GOAL — Here are records with pictures in them. Copy all of them exactly and leave the pictures out.

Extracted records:
________________________
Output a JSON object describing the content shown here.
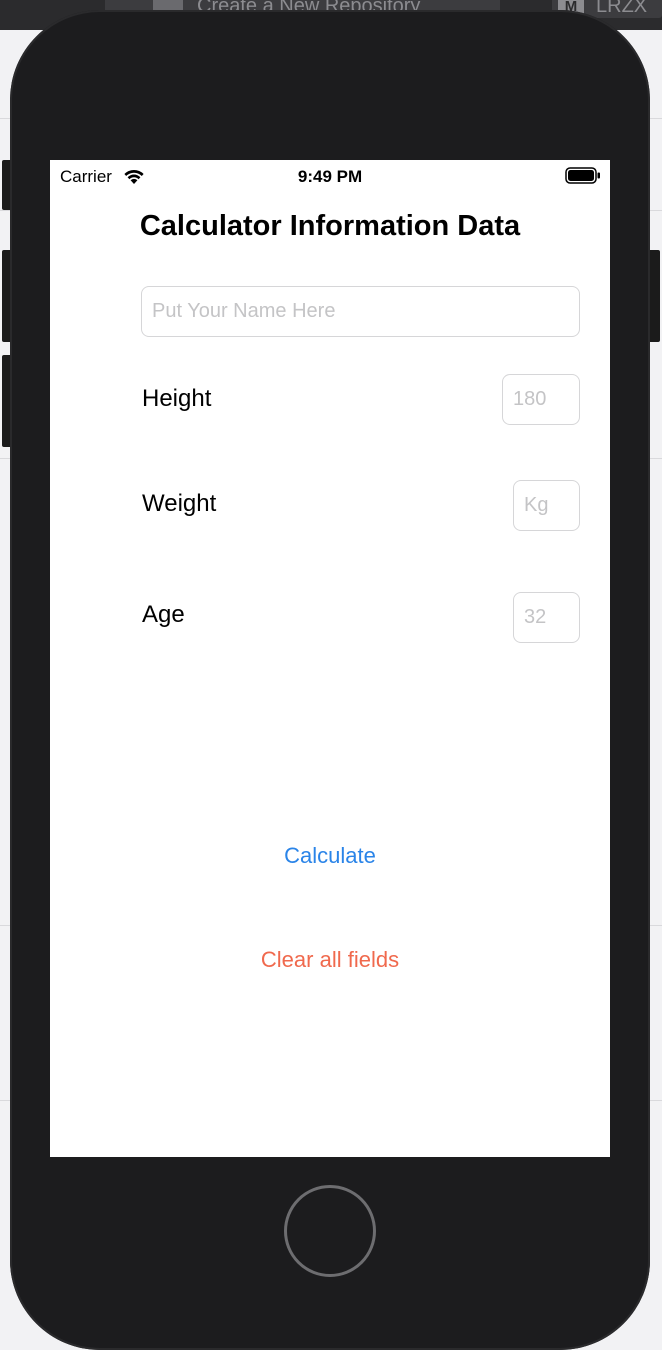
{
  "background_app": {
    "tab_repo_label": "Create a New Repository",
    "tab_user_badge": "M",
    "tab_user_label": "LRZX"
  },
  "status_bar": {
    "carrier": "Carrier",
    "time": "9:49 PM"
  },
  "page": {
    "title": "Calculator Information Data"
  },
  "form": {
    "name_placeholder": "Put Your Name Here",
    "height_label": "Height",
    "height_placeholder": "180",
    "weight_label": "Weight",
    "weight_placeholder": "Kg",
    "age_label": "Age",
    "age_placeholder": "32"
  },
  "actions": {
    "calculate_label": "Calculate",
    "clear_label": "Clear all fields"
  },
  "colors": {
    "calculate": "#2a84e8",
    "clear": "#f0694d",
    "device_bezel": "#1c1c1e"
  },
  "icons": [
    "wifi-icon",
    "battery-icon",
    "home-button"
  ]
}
________________________
FULL ANSWER —
Output a JSON object describing the content shown here.
{
  "background_app": {
    "tab_repo_label": "Create a New Repository",
    "tab_user_badge": "M",
    "tab_user_label": "LRZX"
  },
  "status_bar": {
    "carrier": "Carrier",
    "time": "9:49 PM"
  },
  "page": {
    "title": "Calculator Information Data"
  },
  "form": {
    "name_placeholder": "Put Your Name Here",
    "height_label": "Height",
    "height_placeholder": "180",
    "weight_label": "Weight",
    "weight_placeholder": "Kg",
    "age_label": "Age",
    "age_placeholder": "32"
  },
  "actions": {
    "calculate_label": "Calculate",
    "clear_label": "Clear all fields"
  },
  "colors": {
    "calculate": "#2a84e8",
    "clear": "#f0694d",
    "device_bezel": "#1c1c1e"
  },
  "icons": [
    "wifi-icon",
    "battery-icon",
    "home-button"
  ]
}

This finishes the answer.